**Records excerpted from a collection:**
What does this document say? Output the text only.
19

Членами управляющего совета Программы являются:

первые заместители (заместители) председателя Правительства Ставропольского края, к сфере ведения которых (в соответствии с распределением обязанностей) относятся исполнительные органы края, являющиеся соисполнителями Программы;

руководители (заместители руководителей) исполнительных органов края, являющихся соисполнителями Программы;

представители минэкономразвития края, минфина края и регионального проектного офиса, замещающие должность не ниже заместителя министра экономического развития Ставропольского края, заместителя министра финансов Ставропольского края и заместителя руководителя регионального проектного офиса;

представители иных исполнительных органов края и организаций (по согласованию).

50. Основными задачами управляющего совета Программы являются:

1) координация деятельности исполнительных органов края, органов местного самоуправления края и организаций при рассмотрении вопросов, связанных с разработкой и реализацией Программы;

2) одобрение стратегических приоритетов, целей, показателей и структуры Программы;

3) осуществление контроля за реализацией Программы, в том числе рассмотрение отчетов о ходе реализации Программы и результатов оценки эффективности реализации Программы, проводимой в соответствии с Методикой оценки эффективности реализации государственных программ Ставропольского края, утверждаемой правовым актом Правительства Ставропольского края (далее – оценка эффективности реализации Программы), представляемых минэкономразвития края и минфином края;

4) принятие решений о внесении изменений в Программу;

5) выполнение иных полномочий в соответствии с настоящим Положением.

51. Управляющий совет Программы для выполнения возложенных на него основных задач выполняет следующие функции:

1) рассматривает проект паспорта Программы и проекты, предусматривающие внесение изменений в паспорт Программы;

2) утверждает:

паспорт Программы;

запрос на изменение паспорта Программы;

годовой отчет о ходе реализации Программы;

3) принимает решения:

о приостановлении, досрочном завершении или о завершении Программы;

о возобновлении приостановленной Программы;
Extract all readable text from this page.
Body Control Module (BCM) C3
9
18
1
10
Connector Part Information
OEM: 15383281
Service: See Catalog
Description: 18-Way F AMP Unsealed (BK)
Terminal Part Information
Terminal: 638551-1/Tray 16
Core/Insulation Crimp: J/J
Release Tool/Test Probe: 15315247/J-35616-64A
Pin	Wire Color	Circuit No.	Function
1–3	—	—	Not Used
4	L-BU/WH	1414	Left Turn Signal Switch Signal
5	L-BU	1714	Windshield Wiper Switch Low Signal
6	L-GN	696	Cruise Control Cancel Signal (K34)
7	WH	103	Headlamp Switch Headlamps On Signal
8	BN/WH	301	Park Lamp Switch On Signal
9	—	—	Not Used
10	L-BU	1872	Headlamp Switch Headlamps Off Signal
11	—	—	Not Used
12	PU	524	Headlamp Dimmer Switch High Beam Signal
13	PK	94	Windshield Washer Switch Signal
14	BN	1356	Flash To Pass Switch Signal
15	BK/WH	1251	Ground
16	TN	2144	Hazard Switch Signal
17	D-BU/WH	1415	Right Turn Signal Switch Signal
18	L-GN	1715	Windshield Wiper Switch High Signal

**TO DO:**
Take each line of the material that contains the word "Wiper" and list it.

**TASK SOLUTION:**
5	L-BU	1714	Windshield Wiper Switch Low Signal
18	L-GN	1715	Windshield Wiper Switch High Signal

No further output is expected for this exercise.